• GOAL:
Repeat the whole listing below, word for word.

• DATA LISTING:
______________________________
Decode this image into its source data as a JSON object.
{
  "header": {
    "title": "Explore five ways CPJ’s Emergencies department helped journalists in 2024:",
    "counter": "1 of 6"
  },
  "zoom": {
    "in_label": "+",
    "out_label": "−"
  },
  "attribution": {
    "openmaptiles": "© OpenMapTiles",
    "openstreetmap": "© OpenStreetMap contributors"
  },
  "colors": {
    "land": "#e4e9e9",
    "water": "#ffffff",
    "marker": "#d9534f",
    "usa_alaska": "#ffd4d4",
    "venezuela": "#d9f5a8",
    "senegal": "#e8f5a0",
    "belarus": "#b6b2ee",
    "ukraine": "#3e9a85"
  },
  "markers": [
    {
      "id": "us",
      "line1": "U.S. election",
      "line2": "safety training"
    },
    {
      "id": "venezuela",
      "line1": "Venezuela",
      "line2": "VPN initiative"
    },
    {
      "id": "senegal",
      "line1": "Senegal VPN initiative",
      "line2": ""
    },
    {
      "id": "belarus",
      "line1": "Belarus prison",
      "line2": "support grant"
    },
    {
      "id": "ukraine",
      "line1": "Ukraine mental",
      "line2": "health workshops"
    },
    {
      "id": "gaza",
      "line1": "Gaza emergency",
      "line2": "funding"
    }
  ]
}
______________________________
• FINAL RESULT:
Decode this image into its source data as a JSON object.
{
  "header": {
    "title": "Explore five ways CPJ’s Emergencies department helped journalists in 2024:",
    "counter": "1 of 6"
  },
  "zoom": {
    "in_label": "+",
    "out_label": "−"
  },
  "attribution": {
    "openmaptiles": "© OpenMapTiles",
    "openstreetmap": "© OpenStreetMap contributors"
  },
  "colors": {
    "land": "#e4e9e9",
    "water": "#ffffff",
    "marker": "#d9534f",
    "usa_alaska": "#ffd4d4",
    "venezuela": "#d9f5a8",
    "senegal": "#e8f5a0",
    "belarus": "#b6b2ee",
    "ukraine": "#3e9a85"
  },
  "markers": [
    {
      "id": "us",
      "line1": "U.S. election",
      "line2": "safety training"
    },
    {
      "id": "venezuela",
      "line1": "Venezuela",
      "line2": "VPN initiative"
    },
    {
      "id": "senegal",
      "line1": "Senegal VPN initiative",
      "line2": ""
    },
    {
      "id": "belarus",
      "line1": "Belarus prison",
      "line2": "support grant"
    },
    {
      "id": "ukraine",
      "line1": "Ukraine mental",
      "line2": "health workshops"
    },
    {
      "id": "gaza",
      "line1": "Gaza emergency",
      "line2": "funding"
    }
  ]
}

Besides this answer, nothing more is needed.